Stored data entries
****************

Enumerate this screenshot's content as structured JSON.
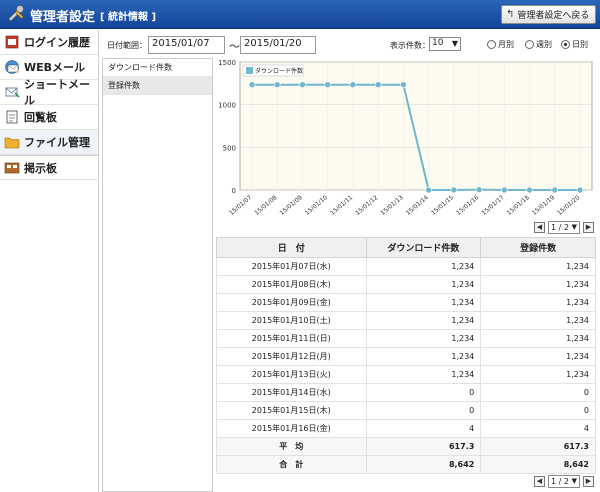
{
  "header": {
    "title": "管理者設定",
    "subtitle": "[ 統計情報 ]",
    "back_button": "管理者設定へ戻る"
  },
  "sidebar": {
    "items": [
      {
        "label": "ログイン履歴",
        "icon": "login-history-icon"
      },
      {
        "label": "WEBメール",
        "icon": "webmail-icon"
      },
      {
        "label": "ショートメール",
        "icon": "short-mail-icon"
      },
      {
        "label": "回覧板",
        "icon": "circular-board-icon"
      },
      {
        "label": "ファイル管理",
        "icon": "folder-icon",
        "active": true
      },
      {
        "label": "掲示板",
        "icon": "bulletin-board-icon"
      }
    ]
  },
  "filter": {
    "date_label": "日付範囲：",
    "date_from": "2015/01/07",
    "tilde": "～",
    "date_to": "2015/01/20",
    "display_label": "表示件数：",
    "display_count": "10",
    "radio_monthly": "月別",
    "radio_weekly": "週別",
    "radio_daily": "日別",
    "selected": "daily"
  },
  "categories": [
    {
      "label": "ダウンロード件数",
      "selected": false
    },
    {
      "label": "登録件数",
      "selected": true
    }
  ],
  "chart_data": {
    "type": "line",
    "x": [
      "15/01/07",
      "15/01/08",
      "15/01/09",
      "15/01/10",
      "15/01/11",
      "15/01/12",
      "15/01/13",
      "15/01/14",
      "15/01/15",
      "15/01/16",
      "15/01/17",
      "15/01/18",
      "15/01/19",
      "15/01/20"
    ],
    "series": [
      {
        "name": "ダウンロード件数",
        "values": [
          1234,
          1234,
          1234,
          1234,
          1234,
          1234,
          1234,
          0,
          0,
          4,
          0,
          0,
          0,
          0
        ]
      }
    ],
    "yticks": [
      0,
      500,
      1000,
      1500
    ],
    "ylim": [
      0,
      1500
    ],
    "legend": "top-left",
    "grid": true,
    "line_color": "#6fb8cc"
  },
  "pager": {
    "page": "1 / 2",
    "prev": "◀",
    "next": "▶"
  },
  "table": {
    "headers": [
      "日　付",
      "ダウンロード件数",
      "登録件数"
    ],
    "rows": [
      [
        "2015年01月07日(水)",
        "1,234",
        "1,234"
      ],
      [
        "2015年01月08日(木)",
        "1,234",
        "1,234"
      ],
      [
        "2015年01月09日(金)",
        "1,234",
        "1,234"
      ],
      [
        "2015年01月10日(土)",
        "1,234",
        "1,234"
      ],
      [
        "2015年01月11日(日)",
        "1,234",
        "1,234"
      ],
      [
        "2015年01月12日(月)",
        "1,234",
        "1,234"
      ],
      [
        "2015年01月13日(火)",
        "1,234",
        "1,234"
      ],
      [
        "2015年01月14日(水)",
        "0",
        "0"
      ],
      [
        "2015年01月15日(木)",
        "0",
        "0"
      ],
      [
        "2015年01月16日(金)",
        "4",
        "4"
      ]
    ],
    "average": [
      "平　均",
      "617.3",
      "617.3"
    ],
    "total": [
      "合　計",
      "8,642",
      "8,642"
    ]
  }
}
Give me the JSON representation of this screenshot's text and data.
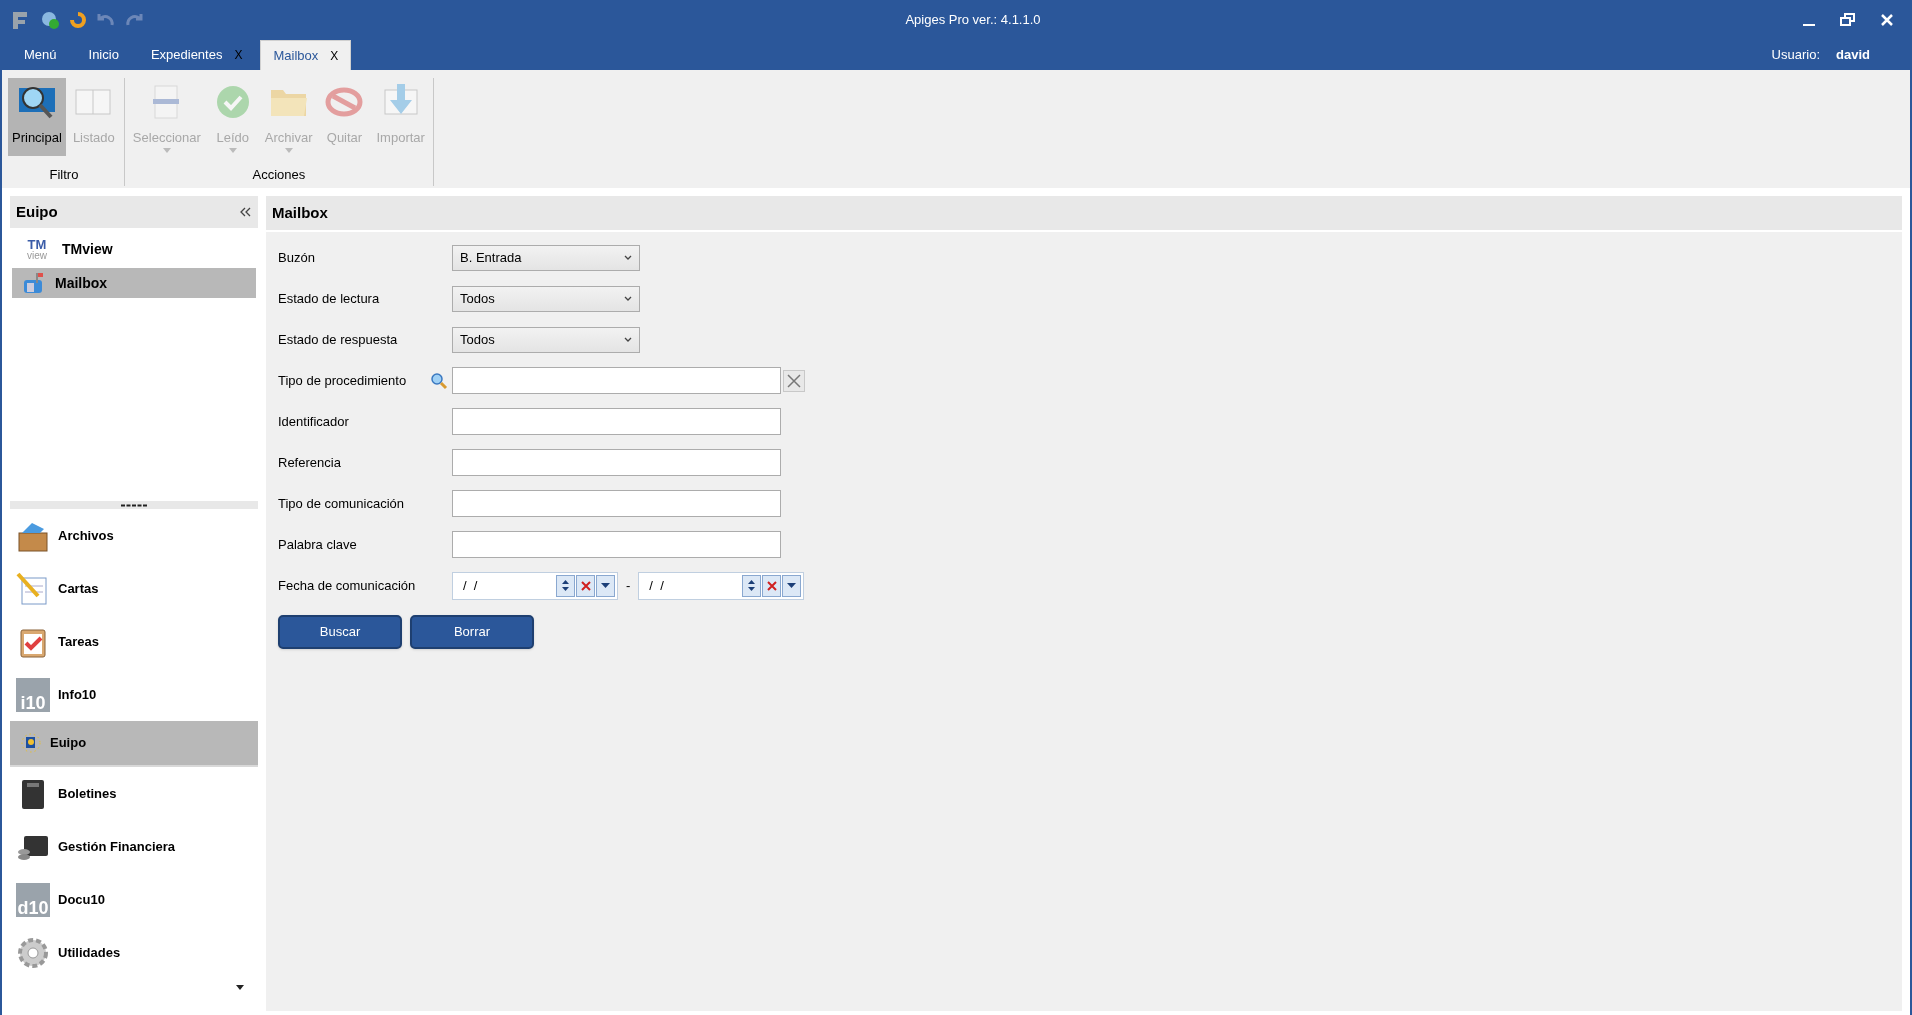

****************

▶ Task
Select every line above that contains the word "true", and copy it.

▶ Full solution
        "active": true
      "selected": true
    "grid": true,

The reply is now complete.